_What you are asked to do_
Scan the lines and state how many carry "find". Leave out everything but the number.

_Data section_

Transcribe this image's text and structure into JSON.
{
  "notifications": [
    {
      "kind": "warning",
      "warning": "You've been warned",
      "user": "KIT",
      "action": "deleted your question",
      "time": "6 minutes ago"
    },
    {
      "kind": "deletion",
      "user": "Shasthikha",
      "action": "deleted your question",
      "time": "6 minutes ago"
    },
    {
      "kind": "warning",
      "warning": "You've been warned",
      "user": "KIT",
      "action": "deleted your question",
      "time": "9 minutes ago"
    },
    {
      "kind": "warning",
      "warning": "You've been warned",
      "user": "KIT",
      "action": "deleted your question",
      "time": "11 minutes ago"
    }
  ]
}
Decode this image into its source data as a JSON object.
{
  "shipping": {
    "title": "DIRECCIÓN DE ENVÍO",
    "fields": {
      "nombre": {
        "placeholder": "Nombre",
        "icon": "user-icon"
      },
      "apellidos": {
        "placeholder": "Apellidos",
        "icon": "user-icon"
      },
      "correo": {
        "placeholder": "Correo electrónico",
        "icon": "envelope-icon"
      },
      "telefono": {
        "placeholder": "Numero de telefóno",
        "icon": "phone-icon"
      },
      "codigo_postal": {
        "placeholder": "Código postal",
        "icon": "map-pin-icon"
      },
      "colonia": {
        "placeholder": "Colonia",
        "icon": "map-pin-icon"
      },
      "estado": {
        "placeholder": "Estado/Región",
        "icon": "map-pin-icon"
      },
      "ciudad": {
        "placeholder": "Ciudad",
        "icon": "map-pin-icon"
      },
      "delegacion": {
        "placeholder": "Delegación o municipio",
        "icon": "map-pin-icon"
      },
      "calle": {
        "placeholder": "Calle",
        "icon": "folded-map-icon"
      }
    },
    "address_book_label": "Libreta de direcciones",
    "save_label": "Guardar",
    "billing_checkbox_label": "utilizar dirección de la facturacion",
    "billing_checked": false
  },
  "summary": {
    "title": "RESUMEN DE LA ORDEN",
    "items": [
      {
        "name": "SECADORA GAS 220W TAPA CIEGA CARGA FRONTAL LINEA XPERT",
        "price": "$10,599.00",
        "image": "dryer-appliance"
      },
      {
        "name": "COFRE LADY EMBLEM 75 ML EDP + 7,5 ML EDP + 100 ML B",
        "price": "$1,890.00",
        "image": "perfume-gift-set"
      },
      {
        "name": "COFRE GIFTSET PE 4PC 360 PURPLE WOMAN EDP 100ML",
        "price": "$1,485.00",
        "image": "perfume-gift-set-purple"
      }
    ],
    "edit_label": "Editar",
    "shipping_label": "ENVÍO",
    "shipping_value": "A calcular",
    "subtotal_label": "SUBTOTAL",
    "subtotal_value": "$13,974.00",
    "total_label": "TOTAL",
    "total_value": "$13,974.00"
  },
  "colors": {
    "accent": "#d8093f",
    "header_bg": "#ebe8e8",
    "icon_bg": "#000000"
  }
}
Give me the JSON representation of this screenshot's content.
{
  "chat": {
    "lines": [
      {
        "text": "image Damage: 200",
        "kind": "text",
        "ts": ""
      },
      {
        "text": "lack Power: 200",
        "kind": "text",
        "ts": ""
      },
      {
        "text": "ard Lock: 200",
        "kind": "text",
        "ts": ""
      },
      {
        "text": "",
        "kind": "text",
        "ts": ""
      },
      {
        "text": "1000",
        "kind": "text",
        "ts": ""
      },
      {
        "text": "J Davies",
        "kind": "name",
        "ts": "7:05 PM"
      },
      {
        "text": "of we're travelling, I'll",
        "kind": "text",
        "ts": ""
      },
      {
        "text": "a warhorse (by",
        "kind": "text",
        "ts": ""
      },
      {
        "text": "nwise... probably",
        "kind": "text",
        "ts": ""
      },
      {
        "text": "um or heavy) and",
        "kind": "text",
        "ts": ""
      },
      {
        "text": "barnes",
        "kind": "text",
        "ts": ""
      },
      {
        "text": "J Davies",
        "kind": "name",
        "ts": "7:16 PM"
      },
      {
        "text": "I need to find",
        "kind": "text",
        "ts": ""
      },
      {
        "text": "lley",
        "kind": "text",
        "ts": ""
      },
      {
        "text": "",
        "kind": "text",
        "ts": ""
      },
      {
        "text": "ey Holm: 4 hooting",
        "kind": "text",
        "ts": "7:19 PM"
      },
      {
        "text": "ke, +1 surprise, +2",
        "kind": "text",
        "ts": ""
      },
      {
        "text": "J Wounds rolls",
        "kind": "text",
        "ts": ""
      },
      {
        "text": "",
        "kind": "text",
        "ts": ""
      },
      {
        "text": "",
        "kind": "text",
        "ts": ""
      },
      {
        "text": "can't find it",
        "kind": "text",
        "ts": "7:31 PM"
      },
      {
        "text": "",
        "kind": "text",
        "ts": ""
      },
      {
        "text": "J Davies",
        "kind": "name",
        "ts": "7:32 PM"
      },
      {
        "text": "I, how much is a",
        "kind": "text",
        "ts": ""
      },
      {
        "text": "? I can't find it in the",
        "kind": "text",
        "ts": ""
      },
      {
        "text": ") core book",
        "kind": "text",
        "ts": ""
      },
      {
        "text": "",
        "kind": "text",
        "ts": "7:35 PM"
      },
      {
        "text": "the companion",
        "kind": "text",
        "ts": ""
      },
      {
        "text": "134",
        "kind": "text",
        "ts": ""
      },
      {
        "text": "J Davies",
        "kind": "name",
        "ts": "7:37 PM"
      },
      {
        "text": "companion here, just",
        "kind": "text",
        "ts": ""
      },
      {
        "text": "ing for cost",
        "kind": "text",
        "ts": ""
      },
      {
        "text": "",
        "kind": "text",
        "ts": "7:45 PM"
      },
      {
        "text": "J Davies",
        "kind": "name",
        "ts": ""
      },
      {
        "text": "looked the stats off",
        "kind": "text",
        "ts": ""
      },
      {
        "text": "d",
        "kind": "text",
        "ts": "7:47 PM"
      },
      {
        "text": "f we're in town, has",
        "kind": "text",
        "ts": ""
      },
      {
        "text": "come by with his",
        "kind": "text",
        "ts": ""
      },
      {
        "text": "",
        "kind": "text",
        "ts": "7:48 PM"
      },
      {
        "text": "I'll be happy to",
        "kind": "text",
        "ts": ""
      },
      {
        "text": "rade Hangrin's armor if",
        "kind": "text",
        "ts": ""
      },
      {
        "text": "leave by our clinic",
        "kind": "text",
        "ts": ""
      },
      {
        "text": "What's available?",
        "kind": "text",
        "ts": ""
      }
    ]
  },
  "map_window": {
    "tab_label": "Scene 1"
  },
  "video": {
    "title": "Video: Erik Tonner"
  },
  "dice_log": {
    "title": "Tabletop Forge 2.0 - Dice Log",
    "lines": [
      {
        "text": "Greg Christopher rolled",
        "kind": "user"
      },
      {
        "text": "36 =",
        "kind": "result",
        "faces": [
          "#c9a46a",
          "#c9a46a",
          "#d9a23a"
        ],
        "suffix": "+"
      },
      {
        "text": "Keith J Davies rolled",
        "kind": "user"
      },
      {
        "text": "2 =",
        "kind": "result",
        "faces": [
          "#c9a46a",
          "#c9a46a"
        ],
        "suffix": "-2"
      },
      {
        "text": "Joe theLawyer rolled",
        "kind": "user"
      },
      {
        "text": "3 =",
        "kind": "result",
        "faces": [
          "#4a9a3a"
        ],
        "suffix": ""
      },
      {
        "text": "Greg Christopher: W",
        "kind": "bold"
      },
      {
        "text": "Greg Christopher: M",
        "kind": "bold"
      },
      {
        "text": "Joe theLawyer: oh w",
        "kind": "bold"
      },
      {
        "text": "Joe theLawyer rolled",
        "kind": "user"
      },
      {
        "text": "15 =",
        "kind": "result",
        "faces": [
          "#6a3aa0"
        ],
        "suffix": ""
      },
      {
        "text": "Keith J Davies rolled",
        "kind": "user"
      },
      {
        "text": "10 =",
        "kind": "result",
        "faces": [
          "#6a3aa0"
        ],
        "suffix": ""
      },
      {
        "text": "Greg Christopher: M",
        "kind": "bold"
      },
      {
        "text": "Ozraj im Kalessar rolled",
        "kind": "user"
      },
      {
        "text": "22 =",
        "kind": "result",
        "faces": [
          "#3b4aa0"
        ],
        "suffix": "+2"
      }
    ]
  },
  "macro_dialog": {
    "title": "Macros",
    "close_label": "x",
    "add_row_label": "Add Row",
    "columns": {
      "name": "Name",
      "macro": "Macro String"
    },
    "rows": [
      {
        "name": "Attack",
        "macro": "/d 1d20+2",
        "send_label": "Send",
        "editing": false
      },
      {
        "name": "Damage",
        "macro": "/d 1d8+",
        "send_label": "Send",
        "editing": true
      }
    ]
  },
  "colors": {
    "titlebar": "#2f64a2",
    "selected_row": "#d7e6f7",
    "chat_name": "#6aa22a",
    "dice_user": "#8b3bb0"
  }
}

_Worked solution_
3